Dataset excerpt
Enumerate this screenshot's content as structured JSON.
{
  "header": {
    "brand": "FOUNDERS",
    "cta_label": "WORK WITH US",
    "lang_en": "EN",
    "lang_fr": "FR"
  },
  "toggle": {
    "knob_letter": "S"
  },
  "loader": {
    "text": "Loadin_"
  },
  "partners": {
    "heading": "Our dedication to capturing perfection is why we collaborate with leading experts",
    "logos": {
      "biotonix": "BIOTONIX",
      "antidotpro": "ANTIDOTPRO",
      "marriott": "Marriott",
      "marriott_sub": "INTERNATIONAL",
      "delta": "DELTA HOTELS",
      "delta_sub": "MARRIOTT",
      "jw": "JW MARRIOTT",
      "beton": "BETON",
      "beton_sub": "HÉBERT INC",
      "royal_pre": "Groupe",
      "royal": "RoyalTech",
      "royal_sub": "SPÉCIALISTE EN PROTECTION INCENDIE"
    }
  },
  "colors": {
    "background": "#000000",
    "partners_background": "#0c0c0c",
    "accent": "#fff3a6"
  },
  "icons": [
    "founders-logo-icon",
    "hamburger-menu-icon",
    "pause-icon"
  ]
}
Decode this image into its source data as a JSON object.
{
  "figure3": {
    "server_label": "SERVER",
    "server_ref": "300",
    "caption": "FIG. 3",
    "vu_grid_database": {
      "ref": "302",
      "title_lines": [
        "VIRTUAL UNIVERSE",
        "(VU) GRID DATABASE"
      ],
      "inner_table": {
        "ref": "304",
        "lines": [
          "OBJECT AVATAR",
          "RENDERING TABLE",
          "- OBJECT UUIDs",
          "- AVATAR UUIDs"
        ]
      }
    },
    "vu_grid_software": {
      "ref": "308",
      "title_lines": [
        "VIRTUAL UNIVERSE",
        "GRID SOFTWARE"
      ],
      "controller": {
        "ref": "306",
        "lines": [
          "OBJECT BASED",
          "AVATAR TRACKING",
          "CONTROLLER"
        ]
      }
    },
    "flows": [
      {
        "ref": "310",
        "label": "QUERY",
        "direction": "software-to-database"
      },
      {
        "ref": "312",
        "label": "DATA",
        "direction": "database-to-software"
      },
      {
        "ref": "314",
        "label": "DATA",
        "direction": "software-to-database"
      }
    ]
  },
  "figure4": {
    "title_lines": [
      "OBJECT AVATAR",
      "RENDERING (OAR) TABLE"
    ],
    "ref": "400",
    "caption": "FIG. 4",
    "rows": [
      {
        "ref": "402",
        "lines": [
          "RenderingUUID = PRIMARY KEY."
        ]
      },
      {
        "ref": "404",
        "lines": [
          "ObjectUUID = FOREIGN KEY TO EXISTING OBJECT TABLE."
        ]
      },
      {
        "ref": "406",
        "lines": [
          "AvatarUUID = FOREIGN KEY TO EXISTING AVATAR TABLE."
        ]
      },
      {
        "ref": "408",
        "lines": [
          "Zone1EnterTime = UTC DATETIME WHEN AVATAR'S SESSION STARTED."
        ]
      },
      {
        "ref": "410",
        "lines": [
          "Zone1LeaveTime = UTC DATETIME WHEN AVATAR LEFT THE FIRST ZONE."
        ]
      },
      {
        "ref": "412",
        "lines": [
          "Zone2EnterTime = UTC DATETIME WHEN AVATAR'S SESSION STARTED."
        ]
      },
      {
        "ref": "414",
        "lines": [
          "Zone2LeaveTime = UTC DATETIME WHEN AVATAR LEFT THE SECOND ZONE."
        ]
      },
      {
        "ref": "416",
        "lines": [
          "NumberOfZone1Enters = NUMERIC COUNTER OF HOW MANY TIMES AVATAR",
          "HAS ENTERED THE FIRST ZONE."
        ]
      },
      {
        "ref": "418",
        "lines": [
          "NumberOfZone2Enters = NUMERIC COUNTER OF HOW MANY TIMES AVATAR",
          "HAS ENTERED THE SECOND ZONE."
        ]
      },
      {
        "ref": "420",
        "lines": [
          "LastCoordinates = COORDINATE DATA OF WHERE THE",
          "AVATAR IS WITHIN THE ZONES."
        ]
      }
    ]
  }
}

Written instruction
Return all of the data word for word.

The completed task
Enumerate this screenshot's content as structured JSON.
{
  "header": {
    "brand": "FOUNDERS",
    "cta_label": "WORK WITH US",
    "lang_en": "EN",
    "lang_fr": "FR"
  },
  "toggle": {
    "knob_letter": "S"
  },
  "loader": {
    "text": "Loadin_"
  },
  "partners": {
    "heading": "Our dedication to capturing perfection is why we collaborate with leading experts",
    "logos": {
      "biotonix": "BIOTONIX",
      "antidotpro": "ANTIDOTPRO",
      "marriott": "Marriott",
      "marriott_sub": "INTERNATIONAL",
      "delta": "DELTA HOTELS",
      "delta_sub": "MARRIOTT",
      "jw": "JW MARRIOTT",
      "beton": "BETON",
      "beton_sub": "HÉBERT INC",
      "royal_pre": "Groupe",
      "royal": "RoyalTech",
      "royal_sub": "SPÉCIALISTE EN PROTECTION INCENDIE"
    }
  },
  "colors": {
    "background": "#000000",
    "partners_background": "#0c0c0c",
    "accent": "#fff3a6"
  },
  "icons": [
    "founders-logo-icon",
    "hamburger-menu-icon",
    "pause-icon"
  ]
}
Decode this image into its source data as a JSON object.
{
  "figure3": {
    "server_label": "SERVER",
    "server_ref": "300",
    "caption": "FIG. 3",
    "vu_grid_database": {
      "ref": "302",
      "title_lines": [
        "VIRTUAL UNIVERSE",
        "(VU) GRID DATABASE"
      ],
      "inner_table": {
        "ref": "304",
        "lines": [
          "OBJECT AVATAR",
          "RENDERING TABLE",
          "- OBJECT UUIDs",
          "- AVATAR UUIDs"
        ]
      }
    },
    "vu_grid_software": {
      "ref": "308",
      "title_lines": [
        "VIRTUAL UNIVERSE",
        "GRID SOFTWARE"
      ],
      "controller": {
        "ref": "306",
        "lines": [
          "OBJECT BASED",
          "AVATAR TRACKING",
          "CONTROLLER"
        ]
      }
    },
    "flows": [
      {
        "ref": "310",
        "label": "QUERY",
        "direction": "software-to-database"
      },
      {
        "ref": "312",
        "label": "DATA",
        "direction": "database-to-software"
      },
      {
        "ref": "314",
        "label": "DATA",
        "direction": "software-to-database"
      }
    ]
  },
  "figure4": {
    "title_lines": [
      "OBJECT AVATAR",
      "RENDERING (OAR) TABLE"
    ],
    "ref": "400",
    "caption": "FIG. 4",
    "rows": [
      {
        "ref": "402",
        "lines": [
          "RenderingUUID = PRIMARY KEY."
        ]
      },
      {
        "ref": "404",
        "lines": [
          "ObjectUUID = FOREIGN KEY TO EXISTING OBJECT TABLE."
        ]
      },
      {
        "ref": "406",
        "lines": [
          "AvatarUUID = FOREIGN KEY TO EXISTING AVATAR TABLE."
        ]
      },
      {
        "ref": "408",
        "lines": [
          "Zone1EnterTime = UTC DATETIME WHEN AVATAR'S SESSION STARTED."
        ]
      },
      {
        "ref": "410",
        "lines": [
          "Zone1LeaveTime = UTC DATETIME WHEN AVATAR LEFT THE FIRST ZONE."
        ]
      },
      {
        "ref": "412",
        "lines": [
          "Zone2EnterTime = UTC DATETIME WHEN AVATAR'S SESSION STARTED."
        ]
      },
      {
        "ref": "414",
        "lines": [
          "Zone2LeaveTime = UTC DATETIME WHEN AVATAR LEFT THE SECOND ZONE."
        ]
      },
      {
        "ref": "416",
        "lines": [
          "NumberOfZone1Enters = NUMERIC COUNTER OF HOW MANY TIMES AVATAR",
          "HAS ENTERED THE FIRST ZONE."
        ]
      },
      {
        "ref": "418",
        "lines": [
          "NumberOfZone2Enters = NUMERIC COUNTER OF HOW MANY TIMES AVATAR",
          "HAS ENTERED THE SECOND ZONE."
        ]
      },
      {
        "ref": "420",
        "lines": [
          "LastCoordinates = COORDINATE DATA OF WHERE THE",
          "AVATAR IS WITHIN THE ZONES."
        ]
      }
    ]
  }
}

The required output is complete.